Document excerpt:

Although we know nothing about his schooling, he must have had a thorough education, as we would later find that he could read the works of ancient mathematicians in their original language. He must have also been a good student, entering Humboldt University with astronomy, mathematics and physics in 1915.

In those days, professors at Humboldt University conducted the beginners’ classes themselves. This way, they could pick out the gifted students at the very beginning and direct their career accordingly.

Although Siegel entered the Humboldt University with the intention of studying astronomy, he was soon picked up by theoretical physicist Max Karl Ernst Ludwig Planck and mathematician Ferdinand Georg Frobenius. Very soon, under the influence of Frobenius, Siegel gave up astronomy, becoming more interested in number theory.

Tasks to complete:
a) Reproduce verbatim the part of the excerpt about Siegel's university years starting at "Although Siegel entered" and ending at "in number theory.".
b) In the excerpt about Siegel's university years, under whose influence did Siegel give up astronomy?

Data:
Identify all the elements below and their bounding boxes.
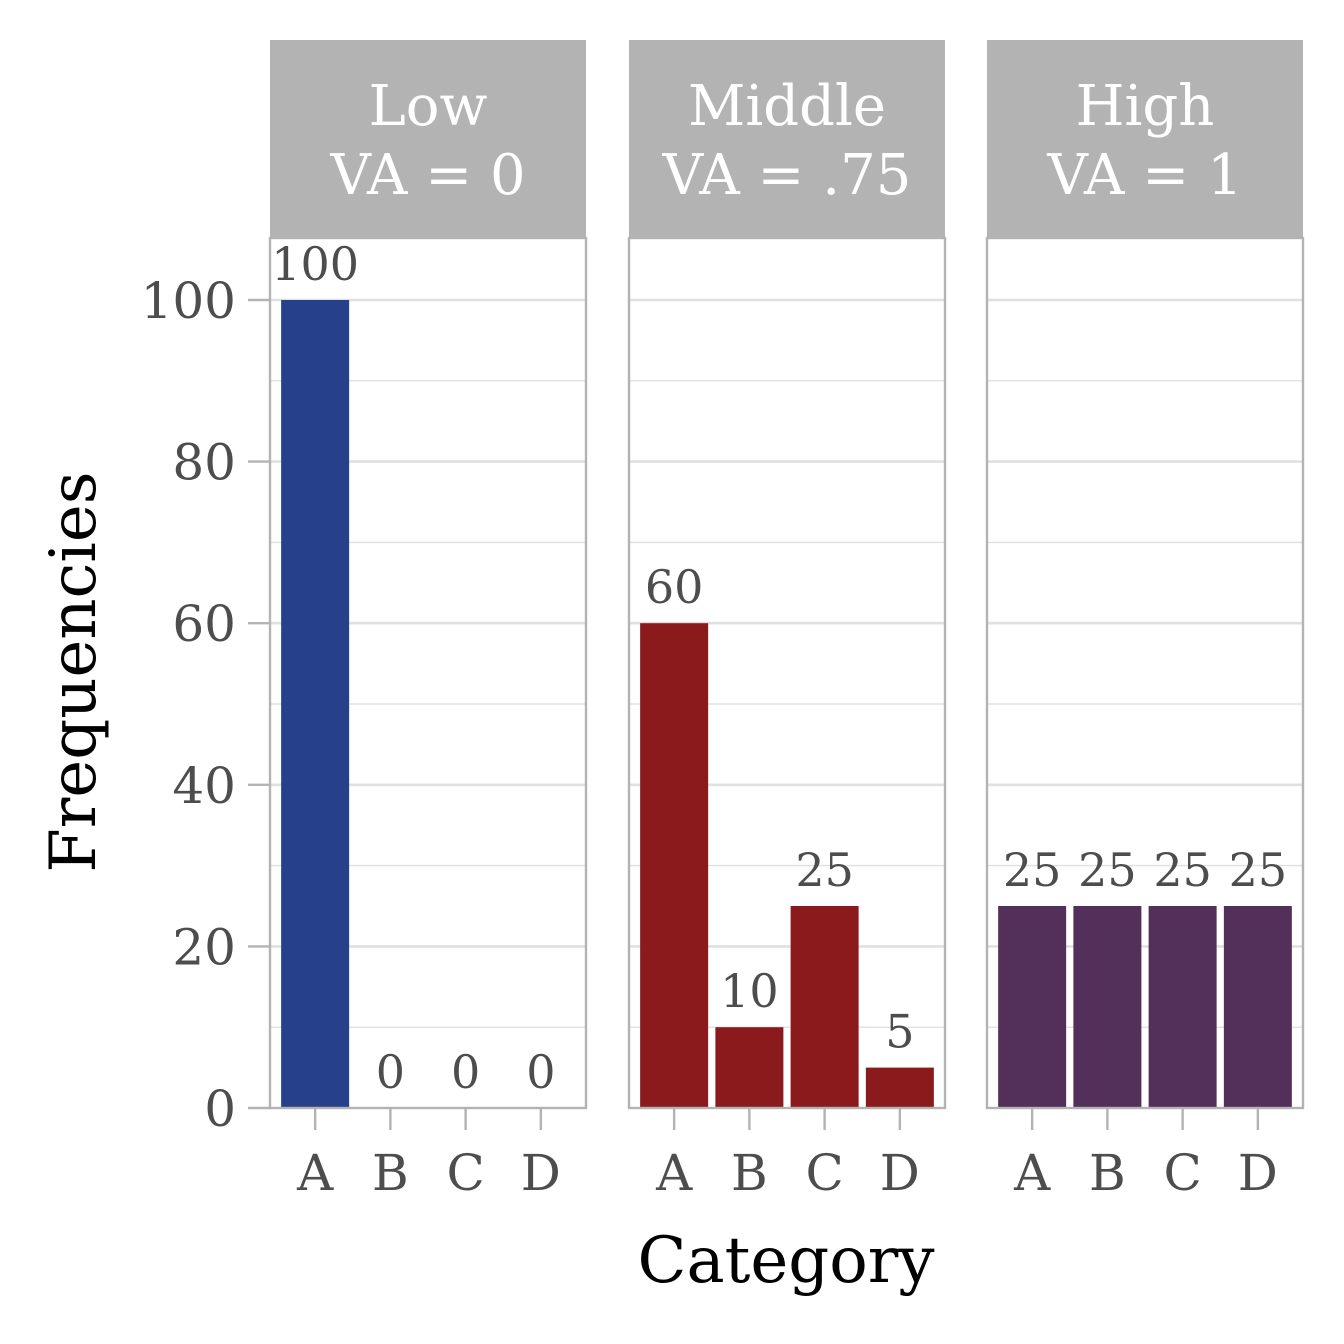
facet-strip-sublabel: VA = .75 (662, 143, 912, 208)
x-tick-label: B (372, 1144, 409, 1202)
bar-value-label: 25 (1153, 843, 1212, 897)
x-tick-label: C (1163, 1144, 1201, 1202)
x-tick-label: D (1238, 1144, 1278, 1202)
bar-high-c (1148, 906, 1217, 1108)
bar-value-label: 60 (645, 560, 704, 614)
facet-strip-label: Middle (688, 74, 886, 139)
facet-strip (270, 40, 586, 238)
x-tick-label: D (880, 1144, 920, 1202)
y-axis: 0 20 40 60 80 100 (141, 272, 270, 1138)
y-tick-label: 60 (172, 595, 236, 653)
y-axis-title: Frequencies (37, 471, 111, 872)
bar-value-label: 0 (451, 1045, 480, 1099)
x-axis-title: Category (638, 1224, 935, 1298)
x-tick-label: C (446, 1144, 484, 1202)
facet-strip (987, 40, 1303, 238)
bar-middle-d (865, 1067, 934, 1108)
bar-value-label: 25 (1003, 843, 1062, 897)
bar-low-a (281, 300, 350, 1108)
facet-strip-sublabel: VA = 0 (329, 143, 525, 208)
y-tick-label: 100 (141, 272, 236, 330)
bar-value-label: 10 (720, 964, 779, 1018)
facet-strip-label: High (1076, 74, 1215, 139)
bar-middle-a (640, 623, 709, 1108)
x-tick-label: A (296, 1144, 334, 1202)
bar-value-label: 25 (1078, 843, 1137, 897)
bar-middle-c (790, 906, 859, 1108)
facet-strip (629, 40, 945, 238)
y-tick-label: 20 (172, 918, 236, 976)
x-tick-label: D (521, 1144, 561, 1202)
bar-high-b (1073, 906, 1142, 1108)
facet-strip-sublabel: VA = 1 (1046, 143, 1242, 208)
bar-middle-b (715, 1027, 784, 1108)
bar-high-d (1223, 906, 1292, 1108)
y-tick-label: 80 (172, 434, 236, 492)
x-tick-label: A (655, 1144, 693, 1202)
x-tick-label: B (731, 1144, 768, 1202)
bar-value-label: 25 (795, 843, 854, 897)
bar-value-label: 25 (1229, 843, 1288, 897)
bar-value-label: 0 (526, 1045, 555, 1099)
bar-value-label: 5 (885, 1005, 914, 1059)
y-tick-label: 0 (204, 1080, 236, 1138)
bar-value-label: 100 (271, 237, 359, 291)
x-tick-label: B (1089, 1144, 1126, 1202)
x-tick-label: C (805, 1144, 843, 1202)
bar-high-a (998, 906, 1067, 1108)
facet-strip-label: Low (369, 74, 488, 139)
bar-value-label: 0 (376, 1045, 405, 1099)
y-tick-label: 40 (172, 757, 236, 815)
x-tick-label: A (1013, 1144, 1051, 1202)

Results of the exercise:
a)
Although Siegel entered the Humboldt University with the intention of studying astronomy, he was soon picked up by theoretical physicist Max Karl Ernst Ludwig Planck and mathematician Ferdinand Georg Frobenius. Very soon, under the influence of Frobenius, Siegel gave up astronomy, becoming more interested in number theory.

b) Ferdinand Georg Frobenius